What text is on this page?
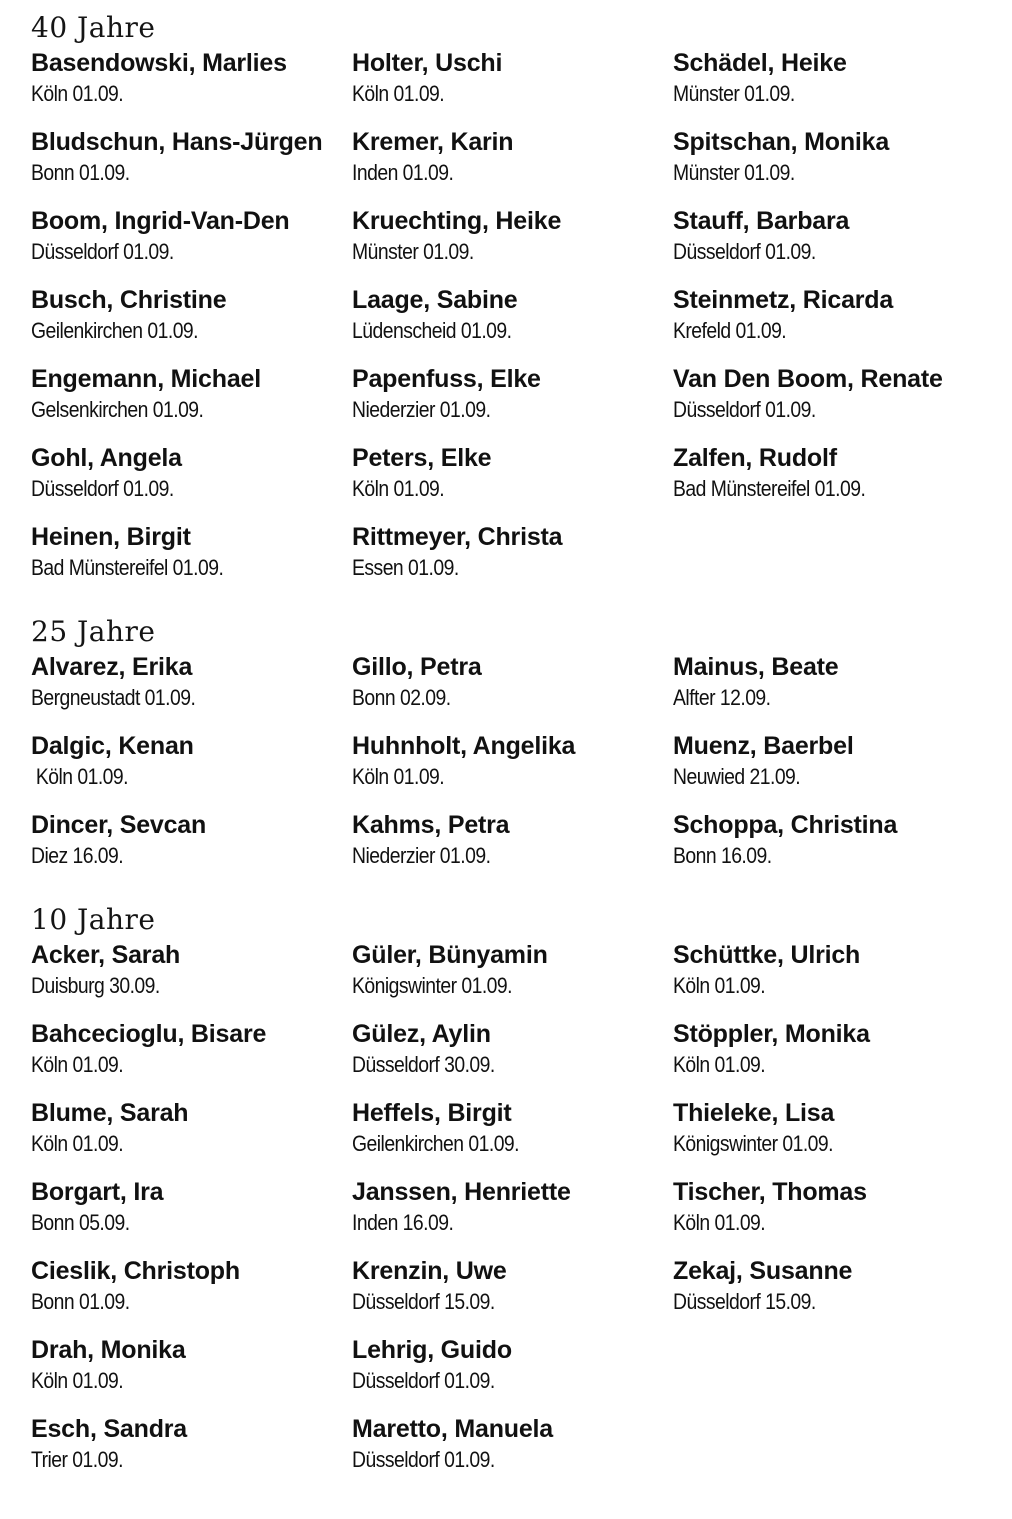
40 Jahre
Basendowski, Marlies
Köln 01.09.
Holter, Uschi
Köln 01.09.
Schädel, Heike
Münster 01.09.
Bludschun, Hans-Jürgen
Bonn 01.09.
Kremer, Karin
Inden 01.09.
Spitschan, Monika
Münster 01.09.
Boom, Ingrid-Van-Den
Düsseldorf 01.09.
Kruechting, Heike
Münster 01.09.
Stauff, Barbara
Düsseldorf 01.09.
Busch, Christine
Geilenkirchen 01.09.
Laage, Sabine
Lüdenscheid 01.09.
Steinmetz, Ricarda
Krefeld 01.09.
Engemann, Michael
Gelsenkirchen 01.09.
Papenfuss, Elke
Niederzier 01.09.
Van Den Boom, Renate
Düsseldorf 01.09.
Gohl, Angela
Düsseldorf 01.09.
Peters, Elke
Köln 01.09.
Zalfen, Rudolf
Bad Münstereifel 01.09.
Heinen, Birgit
Bad Münstereifel 01.09.
Rittmeyer, Christa
Essen 01.09.
25 Jahre
Alvarez, Erika
Bergneustadt 01.09.
Gillo, Petra
Bonn 02.09.
Mainus, Beate
Alfter 12.09.
Dalgic, Kenan
Köln 01.09.
Huhnholt, Angelika
Köln 01.09.
Muenz, Baerbel
Neuwied 21.09.
Dincer, Sevcan
Diez 16.09.
Kahms, Petra
Niederzier 01.09.
Schoppa, Christina
Bonn 16.09.
10 Jahre
Acker, Sarah
Duisburg 30.09.
Güler, Bünyamin
Königswinter 01.09.
Schüttke, Ulrich
Köln 01.09.
Bahcecioglu, Bisare
Köln 01.09.
Gülez, Aylin
Düsseldorf 30.09.
Stöppler, Monika
Köln 01.09.
Blume, Sarah
Köln 01.09.
Heffels, Birgit
Geilenkirchen 01.09.
Thieleke, Lisa
Königswinter 01.09.
Borgart, Ira
Bonn 05.09.
Janssen, Henriette
Inden 16.09.
Tischer, Thomas
Köln 01.09.
Cieslik, Christoph
Bonn 01.09.
Krenzin, Uwe
Düsseldorf 15.09.
Zekaj, Susanne
Düsseldorf 15.09.
Drah, Monika
Köln 01.09.
Lehrig, Guido
Düsseldorf 01.09.
Esch, Sandra
Trier 01.09.
Maretto, Manuela
Düsseldorf 01.09.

▸ **Set problem**:
Transcribe each line above verbatim, with the pictures left out.

▸ **Correct response**:
What text is on this page?
40 Jahre
Basendowski, Marlies
Köln 01.09.
Holter, Uschi
Köln 01.09.
Schädel, Heike
Münster 01.09.
Bludschun, Hans-Jürgen
Bonn 01.09.
Kremer, Karin
Inden 01.09.
Spitschan, Monika
Münster 01.09.
Boom, Ingrid-Van-Den
Düsseldorf 01.09.
Kruechting, Heike
Münster 01.09.
Stauff, Barbara
Düsseldorf 01.09.
Busch, Christine
Geilenkirchen 01.09.
Laage, Sabine
Lüdenscheid 01.09.
Steinmetz, Ricarda
Krefeld 01.09.
Engemann, Michael
Gelsenkirchen 01.09.
Papenfuss, Elke
Niederzier 01.09.
Van Den Boom, Renate
Düsseldorf 01.09.
Gohl, Angela
Düsseldorf 01.09.
Peters, Elke
Köln 01.09.
Zalfen, Rudolf
Bad Münstereifel 01.09.
Heinen, Birgit
Bad Münstereifel 01.09.
Rittmeyer, Christa
Essen 01.09.
25 Jahre
Alvarez, Erika
Bergneustadt 01.09.
Gillo, Petra
Bonn 02.09.
Mainus, Beate
Alfter 12.09.
Dalgic, Kenan
Köln 01.09.
Huhnholt, Angelika
Köln 01.09.
Muenz, Baerbel
Neuwied 21.09.
Dincer, Sevcan
Diez 16.09.
Kahms, Petra
Niederzier 01.09.
Schoppa, Christina
Bonn 16.09.
10 Jahre
Acker, Sarah
Duisburg 30.09.
Güler, Bünyamin
Königswinter 01.09.
Schüttke, Ulrich
Köln 01.09.
Bahcecioglu, Bisare
Köln 01.09.
Gülez, Aylin
Düsseldorf 30.09.
Stöppler, Monika
Köln 01.09.
Blume, Sarah
Köln 01.09.
Heffels, Birgit
Geilenkirchen 01.09.
Thieleke, Lisa
Königswinter 01.09.
Borgart, Ira
Bonn 05.09.
Janssen, Henriette
Inden 16.09.
Tischer, Thomas
Köln 01.09.
Cieslik, Christoph
Bonn 01.09.
Krenzin, Uwe
Düsseldorf 15.09.
Zekaj, Susanne
Düsseldorf 15.09.
Drah, Monika
Köln 01.09.
Lehrig, Guido
Düsseldorf 01.09.
Esch, Sandra
Trier 01.09.
Maretto, Manuela
Düsseldorf 01.09.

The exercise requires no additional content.